Data records
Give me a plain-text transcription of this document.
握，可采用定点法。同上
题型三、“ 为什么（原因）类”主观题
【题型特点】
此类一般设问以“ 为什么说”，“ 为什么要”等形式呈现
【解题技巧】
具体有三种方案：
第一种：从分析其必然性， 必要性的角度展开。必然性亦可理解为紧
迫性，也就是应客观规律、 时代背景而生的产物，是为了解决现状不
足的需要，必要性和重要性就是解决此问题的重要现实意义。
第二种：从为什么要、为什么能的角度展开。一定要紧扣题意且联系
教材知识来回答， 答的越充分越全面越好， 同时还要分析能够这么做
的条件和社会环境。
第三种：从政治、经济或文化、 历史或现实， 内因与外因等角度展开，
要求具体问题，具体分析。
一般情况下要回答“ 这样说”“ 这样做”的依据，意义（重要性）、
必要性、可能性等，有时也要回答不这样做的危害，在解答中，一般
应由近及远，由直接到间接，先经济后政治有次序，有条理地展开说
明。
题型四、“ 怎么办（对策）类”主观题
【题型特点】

* * *

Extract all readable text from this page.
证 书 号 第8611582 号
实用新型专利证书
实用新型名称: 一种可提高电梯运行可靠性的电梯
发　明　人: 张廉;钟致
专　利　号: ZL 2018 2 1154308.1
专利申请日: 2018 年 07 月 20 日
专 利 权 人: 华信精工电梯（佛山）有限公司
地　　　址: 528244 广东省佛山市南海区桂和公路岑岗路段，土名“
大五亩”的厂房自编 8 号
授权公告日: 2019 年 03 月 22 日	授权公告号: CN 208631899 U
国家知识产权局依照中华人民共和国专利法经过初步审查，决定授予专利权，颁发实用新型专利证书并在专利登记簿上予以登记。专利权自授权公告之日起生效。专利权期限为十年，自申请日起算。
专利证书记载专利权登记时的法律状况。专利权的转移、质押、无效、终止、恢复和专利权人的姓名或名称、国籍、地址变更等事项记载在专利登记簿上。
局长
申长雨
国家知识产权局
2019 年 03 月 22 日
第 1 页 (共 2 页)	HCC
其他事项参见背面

---

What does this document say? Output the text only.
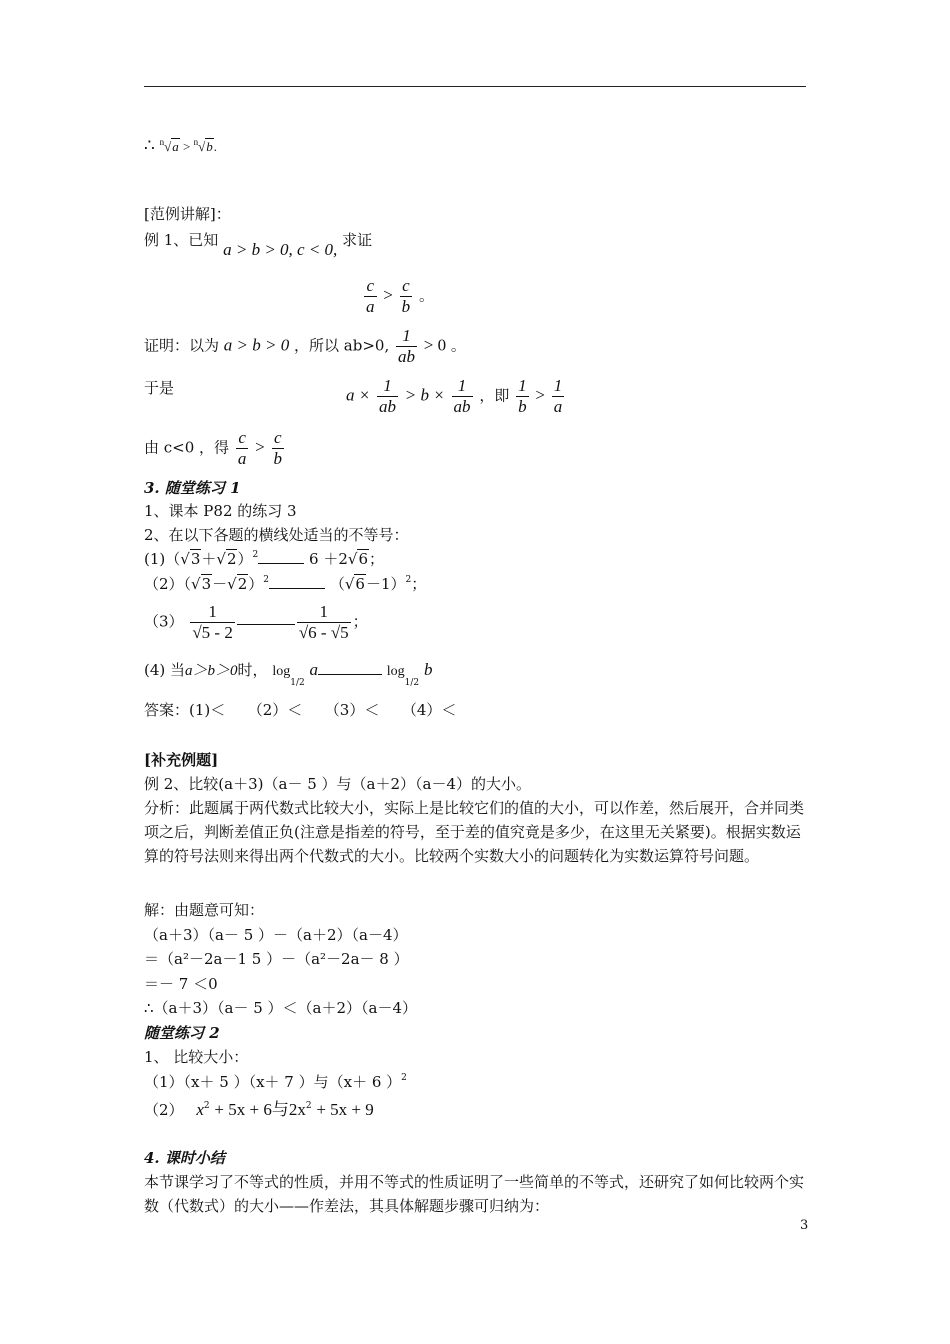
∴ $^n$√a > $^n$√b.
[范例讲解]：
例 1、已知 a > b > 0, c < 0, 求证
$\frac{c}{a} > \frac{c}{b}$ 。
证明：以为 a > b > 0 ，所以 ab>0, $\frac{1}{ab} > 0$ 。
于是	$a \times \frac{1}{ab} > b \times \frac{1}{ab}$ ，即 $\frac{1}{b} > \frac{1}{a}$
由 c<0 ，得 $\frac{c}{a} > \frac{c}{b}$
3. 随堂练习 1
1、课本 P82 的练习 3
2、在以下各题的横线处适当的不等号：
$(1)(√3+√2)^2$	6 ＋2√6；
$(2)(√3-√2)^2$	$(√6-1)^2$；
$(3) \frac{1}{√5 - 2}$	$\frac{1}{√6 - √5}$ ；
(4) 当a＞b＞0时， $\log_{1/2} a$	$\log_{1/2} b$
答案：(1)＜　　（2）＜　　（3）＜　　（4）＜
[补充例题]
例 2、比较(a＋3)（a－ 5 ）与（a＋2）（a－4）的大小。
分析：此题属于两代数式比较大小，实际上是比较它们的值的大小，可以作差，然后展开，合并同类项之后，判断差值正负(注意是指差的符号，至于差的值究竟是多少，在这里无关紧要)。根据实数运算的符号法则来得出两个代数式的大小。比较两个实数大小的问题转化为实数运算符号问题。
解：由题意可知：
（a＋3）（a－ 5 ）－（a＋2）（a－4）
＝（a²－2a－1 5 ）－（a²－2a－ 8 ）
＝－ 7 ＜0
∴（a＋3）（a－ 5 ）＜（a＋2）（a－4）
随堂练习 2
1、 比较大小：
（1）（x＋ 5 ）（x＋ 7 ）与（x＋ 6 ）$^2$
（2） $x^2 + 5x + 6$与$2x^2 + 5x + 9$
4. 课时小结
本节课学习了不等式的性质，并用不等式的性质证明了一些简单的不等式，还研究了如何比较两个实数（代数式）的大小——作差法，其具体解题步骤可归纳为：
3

» Exercise brief
Pull out all lines containing "text".

» Solution for this task
Give me a plain-text transcription of this document.
Extract all readable text from this page.
What does this document say? Output the text only.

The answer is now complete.